[Records from a dataset]
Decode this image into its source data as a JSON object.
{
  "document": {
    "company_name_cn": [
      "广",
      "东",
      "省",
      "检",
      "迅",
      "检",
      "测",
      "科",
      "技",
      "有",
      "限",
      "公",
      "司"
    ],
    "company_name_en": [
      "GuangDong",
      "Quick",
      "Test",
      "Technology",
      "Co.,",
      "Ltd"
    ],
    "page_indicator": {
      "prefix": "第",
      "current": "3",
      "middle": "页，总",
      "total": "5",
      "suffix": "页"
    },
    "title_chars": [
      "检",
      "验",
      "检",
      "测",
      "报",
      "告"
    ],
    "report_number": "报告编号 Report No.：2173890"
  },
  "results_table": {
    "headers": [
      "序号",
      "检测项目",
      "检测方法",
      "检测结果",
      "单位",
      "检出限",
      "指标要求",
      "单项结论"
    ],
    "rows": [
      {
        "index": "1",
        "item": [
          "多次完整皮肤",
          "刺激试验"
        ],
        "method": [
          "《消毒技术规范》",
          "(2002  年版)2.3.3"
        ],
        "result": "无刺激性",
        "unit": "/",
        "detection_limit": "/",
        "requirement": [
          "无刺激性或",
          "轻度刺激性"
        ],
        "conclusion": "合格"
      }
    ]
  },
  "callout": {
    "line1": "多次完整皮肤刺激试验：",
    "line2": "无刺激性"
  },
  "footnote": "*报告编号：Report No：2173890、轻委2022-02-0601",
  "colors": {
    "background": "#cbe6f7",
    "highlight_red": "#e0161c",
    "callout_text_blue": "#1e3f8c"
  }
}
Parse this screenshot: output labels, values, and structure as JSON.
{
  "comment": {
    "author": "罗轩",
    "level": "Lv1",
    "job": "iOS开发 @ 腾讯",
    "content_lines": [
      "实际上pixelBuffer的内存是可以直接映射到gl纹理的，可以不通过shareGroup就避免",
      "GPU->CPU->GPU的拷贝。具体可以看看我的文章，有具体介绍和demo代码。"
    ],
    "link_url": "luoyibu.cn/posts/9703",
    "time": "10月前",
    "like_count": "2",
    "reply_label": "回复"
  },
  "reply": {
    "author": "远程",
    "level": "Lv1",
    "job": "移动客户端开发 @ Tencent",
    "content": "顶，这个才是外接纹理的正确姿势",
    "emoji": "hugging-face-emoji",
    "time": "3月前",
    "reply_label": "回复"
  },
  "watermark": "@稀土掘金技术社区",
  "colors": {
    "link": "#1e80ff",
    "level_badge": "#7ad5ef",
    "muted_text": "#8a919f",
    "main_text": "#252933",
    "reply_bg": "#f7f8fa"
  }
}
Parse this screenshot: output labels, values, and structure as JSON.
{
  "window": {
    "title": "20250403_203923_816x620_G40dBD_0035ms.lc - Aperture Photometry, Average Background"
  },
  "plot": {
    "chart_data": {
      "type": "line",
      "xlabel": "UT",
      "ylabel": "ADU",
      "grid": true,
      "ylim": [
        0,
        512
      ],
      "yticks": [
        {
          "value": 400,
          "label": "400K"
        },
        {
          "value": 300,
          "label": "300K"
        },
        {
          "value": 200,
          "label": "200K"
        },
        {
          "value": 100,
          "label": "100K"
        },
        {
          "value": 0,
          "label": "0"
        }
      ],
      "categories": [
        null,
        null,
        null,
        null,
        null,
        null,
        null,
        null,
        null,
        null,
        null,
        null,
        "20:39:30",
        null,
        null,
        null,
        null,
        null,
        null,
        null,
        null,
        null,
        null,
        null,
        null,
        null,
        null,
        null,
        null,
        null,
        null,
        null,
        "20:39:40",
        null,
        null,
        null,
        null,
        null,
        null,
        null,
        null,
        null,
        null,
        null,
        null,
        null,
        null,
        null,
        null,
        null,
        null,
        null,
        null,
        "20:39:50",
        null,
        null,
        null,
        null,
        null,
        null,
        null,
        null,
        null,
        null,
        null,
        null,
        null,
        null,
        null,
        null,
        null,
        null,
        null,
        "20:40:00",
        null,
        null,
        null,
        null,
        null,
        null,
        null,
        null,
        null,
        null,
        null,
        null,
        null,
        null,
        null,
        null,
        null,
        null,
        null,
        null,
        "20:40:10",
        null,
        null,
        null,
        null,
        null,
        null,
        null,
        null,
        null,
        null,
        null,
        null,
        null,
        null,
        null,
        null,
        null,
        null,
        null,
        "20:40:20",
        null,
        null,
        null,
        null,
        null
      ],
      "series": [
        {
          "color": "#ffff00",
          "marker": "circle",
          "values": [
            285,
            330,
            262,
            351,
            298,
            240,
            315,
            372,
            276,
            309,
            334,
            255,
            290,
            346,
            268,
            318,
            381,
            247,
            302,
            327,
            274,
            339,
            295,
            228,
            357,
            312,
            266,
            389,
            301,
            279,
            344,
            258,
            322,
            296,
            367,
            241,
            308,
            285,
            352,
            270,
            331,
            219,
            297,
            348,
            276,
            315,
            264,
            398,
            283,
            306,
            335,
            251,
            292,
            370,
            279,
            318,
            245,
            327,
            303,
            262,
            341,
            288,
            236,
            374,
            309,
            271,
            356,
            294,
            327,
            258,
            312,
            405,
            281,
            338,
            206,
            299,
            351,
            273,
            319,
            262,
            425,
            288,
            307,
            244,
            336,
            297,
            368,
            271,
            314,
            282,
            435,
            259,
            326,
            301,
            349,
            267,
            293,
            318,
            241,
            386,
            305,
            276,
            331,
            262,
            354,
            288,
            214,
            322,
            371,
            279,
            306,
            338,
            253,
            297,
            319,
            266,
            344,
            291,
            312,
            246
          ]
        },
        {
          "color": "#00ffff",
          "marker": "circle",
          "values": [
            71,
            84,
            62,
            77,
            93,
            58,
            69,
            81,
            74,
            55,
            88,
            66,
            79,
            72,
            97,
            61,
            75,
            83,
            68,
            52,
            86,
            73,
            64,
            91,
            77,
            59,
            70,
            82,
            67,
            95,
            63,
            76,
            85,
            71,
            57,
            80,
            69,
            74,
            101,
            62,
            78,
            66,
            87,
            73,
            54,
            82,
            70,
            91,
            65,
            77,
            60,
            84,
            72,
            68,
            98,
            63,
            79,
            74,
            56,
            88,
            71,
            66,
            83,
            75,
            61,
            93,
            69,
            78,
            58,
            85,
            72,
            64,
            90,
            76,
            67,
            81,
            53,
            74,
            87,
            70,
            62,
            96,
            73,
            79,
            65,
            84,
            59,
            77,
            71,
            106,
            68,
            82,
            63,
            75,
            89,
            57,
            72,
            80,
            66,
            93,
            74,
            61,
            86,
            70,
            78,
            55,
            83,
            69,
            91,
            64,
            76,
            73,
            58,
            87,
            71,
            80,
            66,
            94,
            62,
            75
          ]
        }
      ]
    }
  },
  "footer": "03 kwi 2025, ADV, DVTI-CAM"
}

*TASK OBJECTIVE:*
Copy the material above verbatim.

*EXERCISE SOLUTION:*
Decode this image into its source data as a JSON object.
{
  "document": {
    "company_name_cn": [
      "广",
      "东",
      "省",
      "检",
      "迅",
      "检",
      "测",
      "科",
      "技",
      "有",
      "限",
      "公",
      "司"
    ],
    "company_name_en": [
      "GuangDong",
      "Quick",
      "Test",
      "Technology",
      "Co.,",
      "Ltd"
    ],
    "page_indicator": {
      "prefix": "第",
      "current": "3",
      "middle": "页，总",
      "total": "5",
      "suffix": "页"
    },
    "title_chars": [
      "检",
      "验",
      "检",
      "测",
      "报",
      "告"
    ],
    "report_number": "报告编号 Report No.：2173890"
  },
  "results_table": {
    "headers": [
      "序号",
      "检测项目",
      "检测方法",
      "检测结果",
      "单位",
      "检出限",
      "指标要求",
      "单项结论"
    ],
    "rows": [
      {
        "index": "1",
        "item": [
          "多次完整皮肤",
          "刺激试验"
        ],
        "method": [
          "《消毒技术规范》",
          "(2002  年版)2.3.3"
        ],
        "result": "无刺激性",
        "unit": "/",
        "detection_limit": "/",
        "requirement": [
          "无刺激性或",
          "轻度刺激性"
        ],
        "conclusion": "合格"
      }
    ]
  },
  "callout": {
    "line1": "多次完整皮肤刺激试验：",
    "line2": "无刺激性"
  },
  "footnote": "*报告编号：Report No：2173890、轻委2022-02-0601",
  "colors": {
    "background": "#cbe6f7",
    "highlight_red": "#e0161c",
    "callout_text_blue": "#1e3f8c"
  }
}
Parse this screenshot: output labels, values, and structure as JSON.
{
  "comment": {
    "author": "罗轩",
    "level": "Lv1",
    "job": "iOS开发 @ 腾讯",
    "content_lines": [
      "实际上pixelBuffer的内存是可以直接映射到gl纹理的，可以不通过shareGroup就避免",
      "GPU->CPU->GPU的拷贝。具体可以看看我的文章，有具体介绍和demo代码。"
    ],
    "link_url": "luoyibu.cn/posts/9703",
    "time": "10月前",
    "like_count": "2",
    "reply_label": "回复"
  },
  "reply": {
    "author": "远程",
    "level": "Lv1",
    "job": "移动客户端开发 @ Tencent",
    "content": "顶，这个才是外接纹理的正确姿势",
    "emoji": "hugging-face-emoji",
    "time": "3月前",
    "reply_label": "回复"
  },
  "watermark": "@稀土掘金技术社区",
  "colors": {
    "link": "#1e80ff",
    "level_badge": "#7ad5ef",
    "muted_text": "#8a919f",
    "main_text": "#252933",
    "reply_bg": "#f7f8fa"
  }
}
Parse this screenshot: output labels, values, and structure as JSON.
{
  "window": {
    "title": "20250403_203923_816x620_G40dBD_0035ms.lc - Aperture Photometry, Average Background"
  },
  "plot": {
    "chart_data": {
      "type": "line",
      "xlabel": "UT",
      "ylabel": "ADU",
      "grid": true,
      "ylim": [
        0,
        512
      ],
      "yticks": [
        {
          "value": 400,
          "label": "400K"
        },
        {
          "value": 300,
          "label": "300K"
        },
        {
          "value": 200,
          "label": "200K"
        },
        {
          "value": 100,
          "label": "100K"
        },
        {
          "value": 0,
          "label": "0"
        }
      ],
      "categories": [
        null,
        null,
        null,
        null,
        null,
        null,
        null,
        null,
        null,
        null,
        null,
        null,
        "20:39:30",
        null,
        null,
        null,
        null,
        null,
        null,
        null,
        null,
        null,
        null,
        null,
        null,
        null,
        null,
        null,
        null,
        null,
        null,
        null,
        "20:39:40",
        null,
        null,
        null,
        null,
        null,
        null,
        null,
        null,
        null,
        null,
        null,
        null,
        null,
        null,
        null,
        null,
        null,
        null,
        null,
        null,
        "20:39:50",
        null,
        null,
        null,
        null,
        null,
        null,
        null,
        null,
        null,
        null,
        null,
        null,
        null,
        null,
        null,
        null,
        null,
        null,
        null,
        "20:40:00",
        null,
        null,
        null,
        null,
        null,
        null,
        null,
        null,
        null,
        null,
        null,
        null,
        null,
        null,
        null,
        null,
        null,
        null,
        null,
        null,
        "20:40:10",
        null,
        null,
        null,
        null,
        null,
        null,
        null,
        null,
        null,
        null,
        null,
        null,
        null,
        null,
        null,
        null,
        null,
        null,
        null,
        "20:40:20",
        null,
        null,
        null,
        null,
        null
      ],
      "series": [
        {
          "color": "#ffff00",
          "marker": "circle",
          "values": [
            285,
            330,
            262,
            351,
            298,
            240,
            315,
            372,
            276,
            309,
            334,
            255,
            290,
            346,
            268,
            318,
            381,
            247,
            302,
            327,
            274,
            339,
            295,
            228,
            357,
            312,
            266,
            389,
            301,
            279,
            344,
            258,
            322,
            296,
            367,
            241,
            308,
            285,
            352,
            270,
            331,
            219,
            297,
            348,
            276,
            315,
            264,
            398,
            283,
            306,
            335,
            251,
            292,
            370,
            279,
            318,
            245,
            327,
            303,
            262,
            341,
            288,
            236,
            374,
            309,
            271,
            356,
            294,
            327,
            258,
            312,
            405,
            281,
            338,
            206,
            299,
            351,
            273,
            319,
            262,
            425,
            288,
            307,
            244,
            336,
            297,
            368,
            271,
            314,
            282,
            435,
            259,
            326,
            301,
            349,
            267,
            293,
            318,
            241,
            386,
            305,
            276,
            331,
            262,
            354,
            288,
            214,
            322,
            371,
            279,
            306,
            338,
            253,
            297,
            319,
            266,
            344,
            291,
            312,
            246
          ]
        },
        {
          "color": "#00ffff",
          "marker": "circle",
          "values": [
            71,
            84,
            62,
            77,
            93,
            58,
            69,
            81,
            74,
            55,
            88,
            66,
            79,
            72,
            97,
            61,
            75,
            83,
            68,
            52,
            86,
            73,
            64,
            91,
            77,
            59,
            70,
            82,
            67,
            95,
            63,
            76,
            85,
            71,
            57,
            80,
            69,
            74,
            101,
            62,
            78,
            66,
            87,
            73,
            54,
            82,
            70,
            91,
            65,
            77,
            60,
            84,
            72,
            68,
            98,
            63,
            79,
            74,
            56,
            88,
            71,
            66,
            83,
            75,
            61,
            93,
            69,
            78,
            58,
            85,
            72,
            64,
            90,
            76,
            67,
            81,
            53,
            74,
            87,
            70,
            62,
            96,
            73,
            79,
            65,
            84,
            59,
            77,
            71,
            106,
            68,
            82,
            63,
            75,
            89,
            57,
            72,
            80,
            66,
            93,
            74,
            61,
            86,
            70,
            78,
            55,
            83,
            69,
            91,
            64,
            76,
            73,
            58,
            87,
            71,
            80,
            66,
            94,
            62,
            75
          ]
        }
      ]
    }
  },
  "footer": "03 kwi 2025, ADV, DVTI-CAM"
}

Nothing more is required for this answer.